Instructions for the task.
Write out the full listing exactly as given, minus the images.

===== Data provided =====

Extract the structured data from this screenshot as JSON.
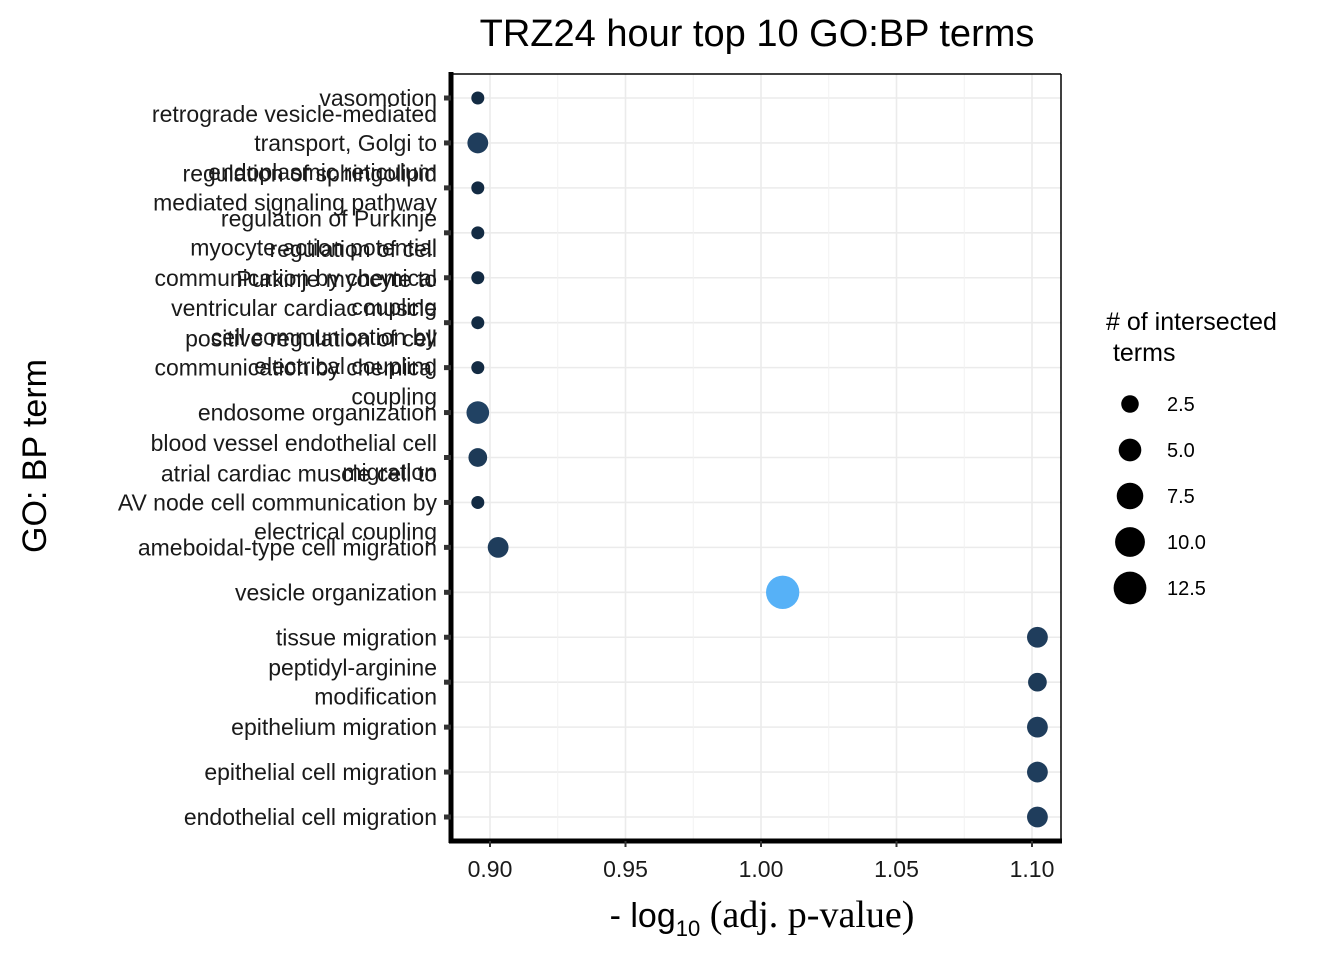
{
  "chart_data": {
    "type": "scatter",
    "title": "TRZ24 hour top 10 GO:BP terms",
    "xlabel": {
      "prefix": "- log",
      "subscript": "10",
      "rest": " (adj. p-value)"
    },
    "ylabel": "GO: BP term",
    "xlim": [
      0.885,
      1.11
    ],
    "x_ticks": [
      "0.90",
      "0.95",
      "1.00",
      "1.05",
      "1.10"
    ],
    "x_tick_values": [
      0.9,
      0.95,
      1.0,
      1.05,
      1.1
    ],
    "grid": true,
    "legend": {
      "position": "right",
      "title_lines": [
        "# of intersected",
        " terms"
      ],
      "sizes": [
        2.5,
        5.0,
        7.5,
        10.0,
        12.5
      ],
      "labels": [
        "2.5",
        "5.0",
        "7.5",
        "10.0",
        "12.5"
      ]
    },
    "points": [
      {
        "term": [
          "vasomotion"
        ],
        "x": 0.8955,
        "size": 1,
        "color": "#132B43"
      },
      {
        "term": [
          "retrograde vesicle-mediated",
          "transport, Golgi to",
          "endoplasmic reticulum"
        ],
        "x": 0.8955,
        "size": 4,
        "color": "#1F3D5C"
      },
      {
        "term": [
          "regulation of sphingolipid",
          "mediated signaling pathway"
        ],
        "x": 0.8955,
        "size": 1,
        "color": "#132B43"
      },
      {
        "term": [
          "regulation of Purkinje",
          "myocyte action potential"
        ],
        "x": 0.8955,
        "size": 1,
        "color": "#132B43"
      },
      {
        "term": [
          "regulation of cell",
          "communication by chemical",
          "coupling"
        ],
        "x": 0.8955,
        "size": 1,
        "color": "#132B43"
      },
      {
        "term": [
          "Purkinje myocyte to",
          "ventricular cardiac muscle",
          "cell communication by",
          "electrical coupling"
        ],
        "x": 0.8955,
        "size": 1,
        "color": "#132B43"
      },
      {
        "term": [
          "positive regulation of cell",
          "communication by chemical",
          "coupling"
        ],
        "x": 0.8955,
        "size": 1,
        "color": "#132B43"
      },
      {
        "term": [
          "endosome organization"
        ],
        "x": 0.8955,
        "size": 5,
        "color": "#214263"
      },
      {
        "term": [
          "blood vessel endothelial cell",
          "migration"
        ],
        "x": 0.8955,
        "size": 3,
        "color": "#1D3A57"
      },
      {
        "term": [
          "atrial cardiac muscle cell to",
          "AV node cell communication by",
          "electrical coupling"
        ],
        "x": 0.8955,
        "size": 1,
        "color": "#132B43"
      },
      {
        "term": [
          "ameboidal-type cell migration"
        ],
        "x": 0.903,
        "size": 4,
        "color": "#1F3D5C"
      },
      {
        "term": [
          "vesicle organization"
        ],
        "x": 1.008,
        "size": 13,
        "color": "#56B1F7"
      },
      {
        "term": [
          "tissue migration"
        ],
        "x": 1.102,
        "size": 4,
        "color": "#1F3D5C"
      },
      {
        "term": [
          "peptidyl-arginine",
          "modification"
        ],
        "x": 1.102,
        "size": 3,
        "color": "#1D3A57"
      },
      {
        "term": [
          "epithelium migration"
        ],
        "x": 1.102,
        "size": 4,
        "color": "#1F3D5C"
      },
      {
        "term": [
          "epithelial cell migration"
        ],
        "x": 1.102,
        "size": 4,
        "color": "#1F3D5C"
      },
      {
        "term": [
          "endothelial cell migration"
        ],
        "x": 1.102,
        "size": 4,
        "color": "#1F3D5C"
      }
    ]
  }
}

=====

Exercise output.
Extract the structured data from this screenshot as JSON.
{
  "chart_data": {
    "type": "scatter",
    "title": "TRZ24 hour top 10 GO:BP terms",
    "xlabel": {
      "prefix": "- log",
      "subscript": "10",
      "rest": " (adj. p-value)"
    },
    "ylabel": "GO: BP term",
    "xlim": [
      0.885,
      1.11
    ],
    "x_ticks": [
      "0.90",
      "0.95",
      "1.00",
      "1.05",
      "1.10"
    ],
    "x_tick_values": [
      0.9,
      0.95,
      1.0,
      1.05,
      1.1
    ],
    "grid": true,
    "legend": {
      "position": "right",
      "title_lines": [
        "# of intersected",
        " terms"
      ],
      "sizes": [
        2.5,
        5.0,
        7.5,
        10.0,
        12.5
      ],
      "labels": [
        "2.5",
        "5.0",
        "7.5",
        "10.0",
        "12.5"
      ]
    },
    "points": [
      {
        "term": [
          "vasomotion"
        ],
        "x": 0.8955,
        "size": 1,
        "color": "#132B43"
      },
      {
        "term": [
          "retrograde vesicle-mediated",
          "transport, Golgi to",
          "endoplasmic reticulum"
        ],
        "x": 0.8955,
        "size": 4,
        "color": "#1F3D5C"
      },
      {
        "term": [
          "regulation of sphingolipid",
          "mediated signaling pathway"
        ],
        "x": 0.8955,
        "size": 1,
        "color": "#132B43"
      },
      {
        "term": [
          "regulation of Purkinje",
          "myocyte action potential"
        ],
        "x": 0.8955,
        "size": 1,
        "color": "#132B43"
      },
      {
        "term": [
          "regulation of cell",
          "communication by chemical",
          "coupling"
        ],
        "x": 0.8955,
        "size": 1,
        "color": "#132B43"
      },
      {
        "term": [
          "Purkinje myocyte to",
          "ventricular cardiac muscle",
          "cell communication by",
          "electrical coupling"
        ],
        "x": 0.8955,
        "size": 1,
        "color": "#132B43"
      },
      {
        "term": [
          "positive regulation of cell",
          "communication by chemical",
          "coupling"
        ],
        "x": 0.8955,
        "size": 1,
        "color": "#132B43"
      },
      {
        "term": [
          "endosome organization"
        ],
        "x": 0.8955,
        "size": 5,
        "color": "#214263"
      },
      {
        "term": [
          "blood vessel endothelial cell",
          "migration"
        ],
        "x": 0.8955,
        "size": 3,
        "color": "#1D3A57"
      },
      {
        "term": [
          "atrial cardiac muscle cell to",
          "AV node cell communication by",
          "electrical coupling"
        ],
        "x": 0.8955,
        "size": 1,
        "color": "#132B43"
      },
      {
        "term": [
          "ameboidal-type cell migration"
        ],
        "x": 0.903,
        "size": 4,
        "color": "#1F3D5C"
      },
      {
        "term": [
          "vesicle organization"
        ],
        "x": 1.008,
        "size": 13,
        "color": "#56B1F7"
      },
      {
        "term": [
          "tissue migration"
        ],
        "x": 1.102,
        "size": 4,
        "color": "#1F3D5C"
      },
      {
        "term": [
          "peptidyl-arginine",
          "modification"
        ],
        "x": 1.102,
        "size": 3,
        "color": "#1D3A57"
      },
      {
        "term": [
          "epithelium migration"
        ],
        "x": 1.102,
        "size": 4,
        "color": "#1F3D5C"
      },
      {
        "term": [
          "epithelial cell migration"
        ],
        "x": 1.102,
        "size": 4,
        "color": "#1F3D5C"
      },
      {
        "term": [
          "endothelial cell migration"
        ],
        "x": 1.102,
        "size": 4,
        "color": "#1F3D5C"
      }
    ]
  }
}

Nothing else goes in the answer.